- DATASET ENTRIES -
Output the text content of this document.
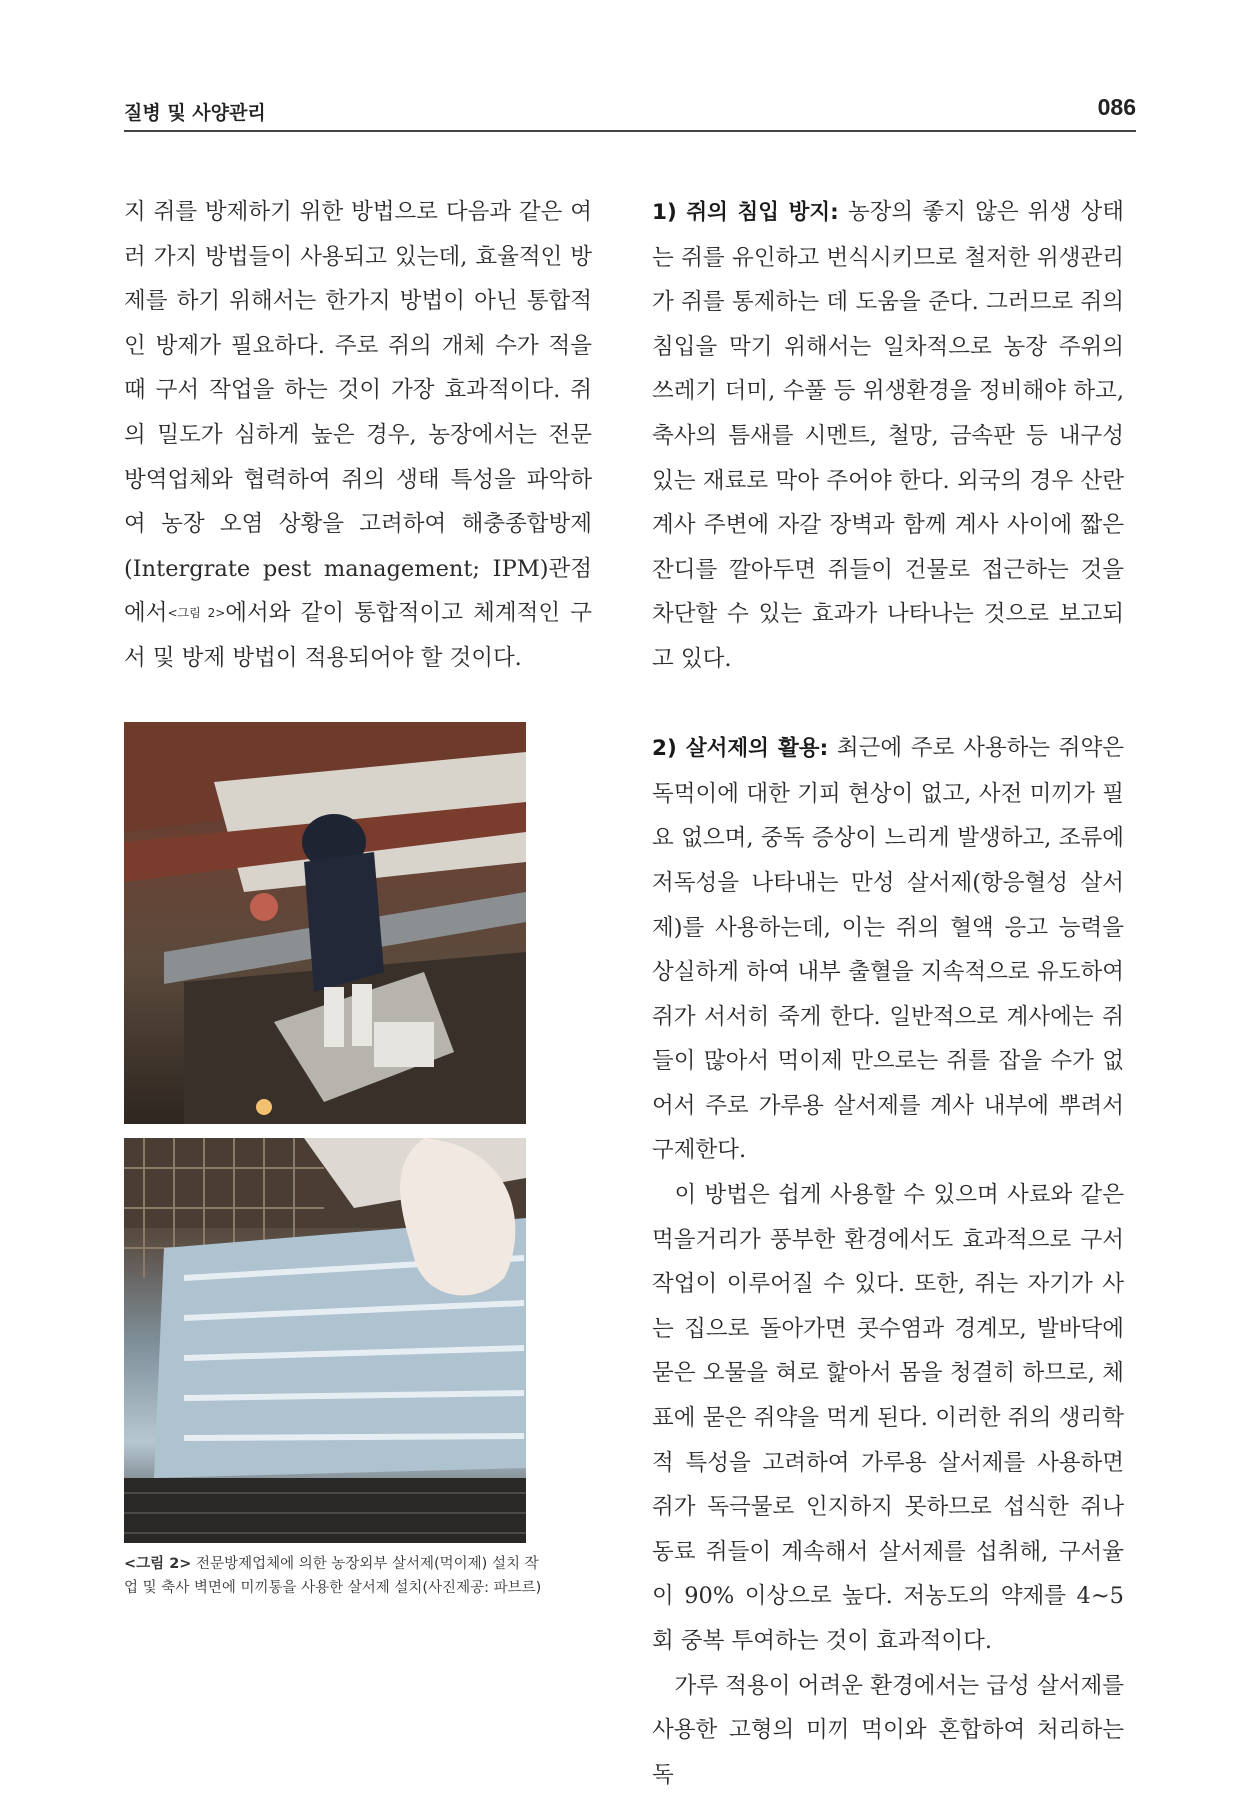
질병 및 사양관리	086

지 쥐를 방제하기 위한 방법으로 다음과 같은 여러 가지 방법들이 사용되고 있는데, 효율적인 방제를 하기 위해서는 한가지 방법이 아닌 통합적인 방제가 필요하다. 주로 쥐의 개체 수가 적을 때 구서 작업을 하는 것이 가장 효과적이다. 쥐의 밀도가 심하게 높은 경우, 농장에서는 전문 방역업체와 협력하여 쥐의 생태 특성을 파악하여 농장 오염 상황을 고려하여 해충종합방제(Intergrate pest management; IPM)관점에서<그림 2>에서와 같이 통합적이고 체계적인 구서 및 방제 방법이 적용되어야 할 것이다.

<그림 2> 전문방제업체에 의한 농장외부 살서제(먹이제) 설치 작업 및 축사 벽면에 미끼통을 사용한 살서제 설치(사진제공: 파브르)

1) 쥐의 침입 방지: 농장의 좋지 않은 위생 상태는 쥐를 유인하고 번식시키므로 철저한 위생관리가 쥐를 통제하는 데 도움을 준다. 그러므로 쥐의 침입을 막기 위해서는 일차적으로 농장 주위의 쓰레기 더미, 수풀 등 위생환경을 정비해야 하고, 축사의 틈새를 시멘트, 철망, 금속판 등 내구성 있는 재료로 막아 주어야 한다. 외국의 경우 산란계사 주변에 자갈 장벽과 함께 계사 사이에 짧은 잔디를 깔아두면 쥐들이 건물로 접근하는 것을 차단할 수 있는 효과가 나타나는 것으로 보고되고 있다.

2) 살서제의 활용: 최근에 주로 사용하는 쥐약은 독먹이에 대한 기피 현상이 없고, 사전 미끼가 필요 없으며, 중독 증상이 느리게 발생하고, 조류에 저독성을 나타내는 만성 살서제(항응혈성 살서제)를 사용하는데, 이는 쥐의 혈액 응고 능력을 상실하게 하여 내부 출혈을 지속적으로 유도하여 쥐가 서서히 죽게 한다. 일반적으로 계사에는 쥐들이 많아서 먹이제 만으로는 쥐를 잡을 수가 없어서 주로 가루용 살서제를 계사 내부에 뿌려서 구제한다.

이 방법은 쉽게 사용할 수 있으며 사료와 같은 먹을거리가 풍부한 환경에서도 효과적으로 구서 작업이 이루어질 수 있다. 또한, 쥐는 자기가 사는 집으로 돌아가면 콧수염과 경계모, 발바닥에 묻은 오물을 혀로 핥아서 몸을 청결히 하므로, 체표에 묻은 쥐약을 먹게 된다. 이러한 쥐의 생리학적 특성을 고려하여 가루용 살서제를 사용하면 쥐가 독극물로 인지하지 못하므로 섭식한 쥐나 동료 쥐들이 계속해서 살서제를 섭취해, 구서율이 90% 이상으로 높다. 저농도의 약제를 4~5회 중복 투여하는 것이 효과적이다.

가루 적용이 어려운 환경에서는 급성 살서제를 사용한 고형의 미끼 먹이와 혼합하여 처리하는 독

- INSTRUCTIONS TO FOLLOW -
Each line in the data that holds the string "살서제를" should be found and copied.

- FULL SOLUTION -
2) 살서제의 활용: 최근에 주로 사용하는 쥐약은 독먹이에 대한 기피 현상이 없고, 사전 미끼가 필요 없으며, 중독 증상이 느리게 발생하고, 조류에 저독성을 나타내는 만성 살서제(항응혈성 살서제)를 사용하는데, 이는 쥐의 혈액 응고 능력을 상실하게 하여 내부 출혈을 지속적으로 유도하여 쥐가 서서히 죽게 한다. 일반적으로 계사에는 쥐들이 많아서 먹이제 만으로는 쥐를 잡을 수가 없어서 주로 가루용 살서제를 계사 내부에 뿌려서 구제한다.
이 방법은 쉽게 사용할 수 있으며 사료와 같은 먹을거리가 풍부한 환경에서도 효과적으로 구서 작업이 이루어질 수 있다. 또한, 쥐는 자기가 사는 집으로 돌아가면 콧수염과 경계모, 발바닥에 묻은 오물을 혀로 핥아서 몸을 청결히 하므로, 체표에 묻은 쥐약을 먹게 된다. 이러한 쥐의 생리학적 특성을 고려하여 가루용 살서제를 사용하면 쥐가 독극물로 인지하지 못하므로 섭식한 쥐나 동료 쥐들이 계속해서 살서제를 섭취해, 구서율이 90% 이상으로 높다. 저농도의 약제를 4~5회 중복 투여하는 것이 효과적이다.
가루 적용이 어려운 환경에서는 급성 살서제를 사용한 고형의 미끼 먹이와 혼합하여 처리하는 독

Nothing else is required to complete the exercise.